◆ Instruction
Give every line of the material again, exactly as written.

◆ Figure data in JSON

--- START ---

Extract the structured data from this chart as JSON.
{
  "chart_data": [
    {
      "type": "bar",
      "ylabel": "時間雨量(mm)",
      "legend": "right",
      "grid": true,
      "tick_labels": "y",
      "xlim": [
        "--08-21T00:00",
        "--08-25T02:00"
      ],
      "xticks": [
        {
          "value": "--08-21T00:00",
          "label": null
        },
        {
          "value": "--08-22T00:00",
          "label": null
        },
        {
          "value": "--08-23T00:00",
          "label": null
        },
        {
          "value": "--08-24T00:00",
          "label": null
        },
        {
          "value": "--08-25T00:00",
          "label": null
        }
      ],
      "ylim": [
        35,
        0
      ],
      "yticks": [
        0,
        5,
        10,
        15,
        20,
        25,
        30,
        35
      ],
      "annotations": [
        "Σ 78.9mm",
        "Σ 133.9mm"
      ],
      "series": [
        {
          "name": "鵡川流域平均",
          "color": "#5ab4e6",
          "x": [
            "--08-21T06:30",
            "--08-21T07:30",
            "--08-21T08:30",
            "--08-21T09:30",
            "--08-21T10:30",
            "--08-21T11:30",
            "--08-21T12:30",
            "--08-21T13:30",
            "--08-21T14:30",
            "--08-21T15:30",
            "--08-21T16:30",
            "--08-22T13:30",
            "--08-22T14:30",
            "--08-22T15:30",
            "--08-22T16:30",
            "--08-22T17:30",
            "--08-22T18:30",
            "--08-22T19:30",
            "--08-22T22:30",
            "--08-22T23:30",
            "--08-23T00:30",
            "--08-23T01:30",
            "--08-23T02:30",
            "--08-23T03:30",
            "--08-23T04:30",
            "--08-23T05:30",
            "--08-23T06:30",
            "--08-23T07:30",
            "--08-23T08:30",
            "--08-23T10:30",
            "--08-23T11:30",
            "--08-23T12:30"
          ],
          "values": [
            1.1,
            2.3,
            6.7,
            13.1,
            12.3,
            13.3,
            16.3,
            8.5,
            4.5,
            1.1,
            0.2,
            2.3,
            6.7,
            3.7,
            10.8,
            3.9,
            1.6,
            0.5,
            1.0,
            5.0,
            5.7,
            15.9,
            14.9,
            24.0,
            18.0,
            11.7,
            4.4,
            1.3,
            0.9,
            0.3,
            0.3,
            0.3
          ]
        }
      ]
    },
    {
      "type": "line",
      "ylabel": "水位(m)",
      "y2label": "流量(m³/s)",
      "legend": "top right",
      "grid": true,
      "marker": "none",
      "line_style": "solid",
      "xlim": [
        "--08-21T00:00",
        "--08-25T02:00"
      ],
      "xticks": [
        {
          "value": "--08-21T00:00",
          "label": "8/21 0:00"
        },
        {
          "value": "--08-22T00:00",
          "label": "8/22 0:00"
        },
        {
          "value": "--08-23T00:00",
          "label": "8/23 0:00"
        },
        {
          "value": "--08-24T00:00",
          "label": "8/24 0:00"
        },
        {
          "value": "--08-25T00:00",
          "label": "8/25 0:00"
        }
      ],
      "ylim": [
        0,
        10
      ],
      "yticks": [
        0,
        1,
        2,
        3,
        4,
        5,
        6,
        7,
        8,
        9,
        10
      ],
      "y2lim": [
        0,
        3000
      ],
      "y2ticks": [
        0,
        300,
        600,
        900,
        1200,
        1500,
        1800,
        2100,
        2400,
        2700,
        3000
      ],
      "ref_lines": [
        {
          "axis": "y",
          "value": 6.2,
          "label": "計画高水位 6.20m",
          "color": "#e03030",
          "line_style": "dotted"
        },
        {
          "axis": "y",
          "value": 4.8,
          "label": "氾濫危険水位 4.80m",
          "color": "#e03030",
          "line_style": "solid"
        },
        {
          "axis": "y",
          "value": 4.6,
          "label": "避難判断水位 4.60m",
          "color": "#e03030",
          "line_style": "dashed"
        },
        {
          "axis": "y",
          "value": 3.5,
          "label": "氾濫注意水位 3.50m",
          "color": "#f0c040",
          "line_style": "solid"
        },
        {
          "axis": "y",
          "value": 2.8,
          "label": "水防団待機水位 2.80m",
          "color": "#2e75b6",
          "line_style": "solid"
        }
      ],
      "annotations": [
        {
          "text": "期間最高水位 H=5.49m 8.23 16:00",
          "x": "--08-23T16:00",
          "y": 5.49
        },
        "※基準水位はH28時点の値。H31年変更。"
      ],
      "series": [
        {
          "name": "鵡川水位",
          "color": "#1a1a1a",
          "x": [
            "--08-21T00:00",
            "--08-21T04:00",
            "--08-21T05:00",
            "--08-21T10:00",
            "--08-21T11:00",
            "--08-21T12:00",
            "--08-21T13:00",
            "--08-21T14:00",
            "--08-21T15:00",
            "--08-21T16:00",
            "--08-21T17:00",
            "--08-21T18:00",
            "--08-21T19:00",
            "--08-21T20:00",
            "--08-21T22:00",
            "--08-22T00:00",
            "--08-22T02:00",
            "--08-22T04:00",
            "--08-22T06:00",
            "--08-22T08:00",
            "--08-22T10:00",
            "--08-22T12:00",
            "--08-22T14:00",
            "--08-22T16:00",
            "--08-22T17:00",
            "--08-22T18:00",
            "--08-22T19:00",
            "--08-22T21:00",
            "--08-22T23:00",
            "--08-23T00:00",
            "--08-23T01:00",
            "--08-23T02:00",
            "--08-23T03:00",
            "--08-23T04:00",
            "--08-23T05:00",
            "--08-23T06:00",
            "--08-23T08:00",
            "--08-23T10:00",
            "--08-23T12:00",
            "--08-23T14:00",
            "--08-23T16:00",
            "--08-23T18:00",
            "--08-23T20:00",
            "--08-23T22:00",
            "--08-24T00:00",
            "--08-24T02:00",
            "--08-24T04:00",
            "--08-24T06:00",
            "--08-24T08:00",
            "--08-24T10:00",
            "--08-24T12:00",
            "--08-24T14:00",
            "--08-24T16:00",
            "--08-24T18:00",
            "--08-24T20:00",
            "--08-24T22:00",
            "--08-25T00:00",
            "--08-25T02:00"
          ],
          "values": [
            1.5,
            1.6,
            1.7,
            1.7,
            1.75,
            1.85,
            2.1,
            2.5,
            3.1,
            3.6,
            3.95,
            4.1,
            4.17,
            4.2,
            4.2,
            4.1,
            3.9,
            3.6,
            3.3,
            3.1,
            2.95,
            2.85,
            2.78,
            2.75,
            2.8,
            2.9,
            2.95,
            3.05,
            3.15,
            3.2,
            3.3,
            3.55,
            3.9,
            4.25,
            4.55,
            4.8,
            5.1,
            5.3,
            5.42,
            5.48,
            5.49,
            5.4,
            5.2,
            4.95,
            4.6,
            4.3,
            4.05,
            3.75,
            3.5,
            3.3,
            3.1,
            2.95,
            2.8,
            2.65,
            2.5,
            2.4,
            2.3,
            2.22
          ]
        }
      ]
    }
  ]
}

--- END ---

◆ Response to the exercise
Extract the structured data from this chart as JSON.
{
  "chart_data": [
    {
      "type": "bar",
      "ylabel": "時間雨量(mm)",
      "legend": "right",
      "grid": true,
      "tick_labels": "y",
      "xlim": [
        "--08-21T00:00",
        "--08-25T02:00"
      ],
      "xticks": [
        {
          "value": "--08-21T00:00",
          "label": null
        },
        {
          "value": "--08-22T00:00",
          "label": null
        },
        {
          "value": "--08-23T00:00",
          "label": null
        },
        {
          "value": "--08-24T00:00",
          "label": null
        },
        {
          "value": "--08-25T00:00",
          "label": null
        }
      ],
      "ylim": [
        35,
        0
      ],
      "yticks": [
        0,
        5,
        10,
        15,
        20,
        25,
        30,
        35
      ],
      "annotations": [
        "Σ 78.9mm",
        "Σ 133.9mm"
      ],
      "series": [
        {
          "name": "鵡川流域平均",
          "color": "#5ab4e6",
          "x": [
            "--08-21T06:30",
            "--08-21T07:30",
            "--08-21T08:30",
            "--08-21T09:30",
            "--08-21T10:30",
            "--08-21T11:30",
            "--08-21T12:30",
            "--08-21T13:30",
            "--08-21T14:30",
            "--08-21T15:30",
            "--08-21T16:30",
            "--08-22T13:30",
            "--08-22T14:30",
            "--08-22T15:30",
            "--08-22T16:30",
            "--08-22T17:30",
            "--08-22T18:30",
            "--08-22T19:30",
            "--08-22T22:30",
            "--08-22T23:30",
            "--08-23T00:30",
            "--08-23T01:30",
            "--08-23T02:30",
            "--08-23T03:30",
            "--08-23T04:30",
            "--08-23T05:30",
            "--08-23T06:30",
            "--08-23T07:30",
            "--08-23T08:30",
            "--08-23T10:30",
            "--08-23T11:30",
            "--08-23T12:30"
          ],
          "values": [
            1.1,
            2.3,
            6.7,
            13.1,
            12.3,
            13.3,
            16.3,
            8.5,
            4.5,
            1.1,
            0.2,
            2.3,
            6.7,
            3.7,
            10.8,
            3.9,
            1.6,
            0.5,
            1.0,
            5.0,
            5.7,
            15.9,
            14.9,
            24.0,
            18.0,
            11.7,
            4.4,
            1.3,
            0.9,
            0.3,
            0.3,
            0.3
          ]
        }
      ]
    },
    {
      "type": "line",
      "ylabel": "水位(m)",
      "y2label": "流量(m³/s)",
      "legend": "top right",
      "grid": true,
      "marker": "none",
      "line_style": "solid",
      "xlim": [
        "--08-21T00:00",
        "--08-25T02:00"
      ],
      "xticks": [
        {
          "value": "--08-21T00:00",
          "label": "8/21 0:00"
        },
        {
          "value": "--08-22T00:00",
          "label": "8/22 0:00"
        },
        {
          "value": "--08-23T00:00",
          "label": "8/23 0:00"
        },
        {
          "value": "--08-24T00:00",
          "label": "8/24 0:00"
        },
        {
          "value": "--08-25T00:00",
          "label": "8/25 0:00"
        }
      ],
      "ylim": [
        0,
        10
      ],
      "yticks": [
        0,
        1,
        2,
        3,
        4,
        5,
        6,
        7,
        8,
        9,
        10
      ],
      "y2lim": [
        0,
        3000
      ],
      "y2ticks": [
        0,
        300,
        600,
        900,
        1200,
        1500,
        1800,
        2100,
        2400,
        2700,
        3000
      ],
      "ref_lines": [
        {
          "axis": "y",
          "value": 6.2,
          "label": "計画高水位 6.20m",
          "color": "#e03030",
          "line_style": "dotted"
        },
        {
          "axis": "y",
          "value": 4.8,
          "label": "氾濫危険水位 4.80m",
          "color": "#e03030",
          "line_style": "solid"
        },
        {
          "axis": "y",
          "value": 4.6,
          "label": "避難判断水位 4.60m",
          "color": "#e03030",
          "line_style": "dashed"
        },
        {
          "axis": "y",
          "value": 3.5,
          "label": "氾濫注意水位 3.50m",
          "color": "#f0c040",
          "line_style": "solid"
        },
        {
          "axis": "y",
          "value": 2.8,
          "label": "水防団待機水位 2.80m",
          "color": "#2e75b6",
          "line_style": "solid"
        }
      ],
      "annotations": [
        {
          "text": "期間最高水位 H=5.49m 8.23 16:00",
          "x": "--08-23T16:00",
          "y": 5.49
        },
        "※基準水位はH28時点の値。H31年変更。"
      ],
      "series": [
        {
          "name": "鵡川水位",
          "color": "#1a1a1a",
          "x": [
            "--08-21T00:00",
            "--08-21T04:00",
            "--08-21T05:00",
            "--08-21T10:00",
            "--08-21T11:00",
            "--08-21T12:00",
            "--08-21T13:00",
            "--08-21T14:00",
            "--08-21T15:00",
            "--08-21T16:00",
            "--08-21T17:00",
            "--08-21T18:00",
            "--08-21T19:00",
            "--08-21T20:00",
            "--08-21T22:00",
            "--08-22T00:00",
            "--08-22T02:00",
            "--08-22T04:00",
            "--08-22T06:00",
            "--08-22T08:00",
            "--08-22T10:00",
            "--08-22T12:00",
            "--08-22T14:00",
            "--08-22T16:00",
            "--08-22T17:00",
            "--08-22T18:00",
            "--08-22T19:00",
            "--08-22T21:00",
            "--08-22T23:00",
            "--08-23T00:00",
            "--08-23T01:00",
            "--08-23T02:00",
            "--08-23T03:00",
            "--08-23T04:00",
            "--08-23T05:00",
            "--08-23T06:00",
            "--08-23T08:00",
            "--08-23T10:00",
            "--08-23T12:00",
            "--08-23T14:00",
            "--08-23T16:00",
            "--08-23T18:00",
            "--08-23T20:00",
            "--08-23T22:00",
            "--08-24T00:00",
            "--08-24T02:00",
            "--08-24T04:00",
            "--08-24T06:00",
            "--08-24T08:00",
            "--08-24T10:00",
            "--08-24T12:00",
            "--08-24T14:00",
            "--08-24T16:00",
            "--08-24T18:00",
            "--08-24T20:00",
            "--08-24T22:00",
            "--08-25T00:00",
            "--08-25T02:00"
          ],
          "values": [
            1.5,
            1.6,
            1.7,
            1.7,
            1.75,
            1.85,
            2.1,
            2.5,
            3.1,
            3.6,
            3.95,
            4.1,
            4.17,
            4.2,
            4.2,
            4.1,
            3.9,
            3.6,
            3.3,
            3.1,
            2.95,
            2.85,
            2.78,
            2.75,
            2.8,
            2.9,
            2.95,
            3.05,
            3.15,
            3.2,
            3.3,
            3.55,
            3.9,
            4.25,
            4.55,
            4.8,
            5.1,
            5.3,
            5.42,
            5.48,
            5.49,
            5.4,
            5.2,
            4.95,
            4.6,
            4.3,
            4.05,
            3.75,
            3.5,
            3.3,
            3.1,
            2.95,
            2.8,
            2.65,
            2.5,
            2.4,
            2.3,
            2.22
          ]
        }
      ]
    }
  ]
}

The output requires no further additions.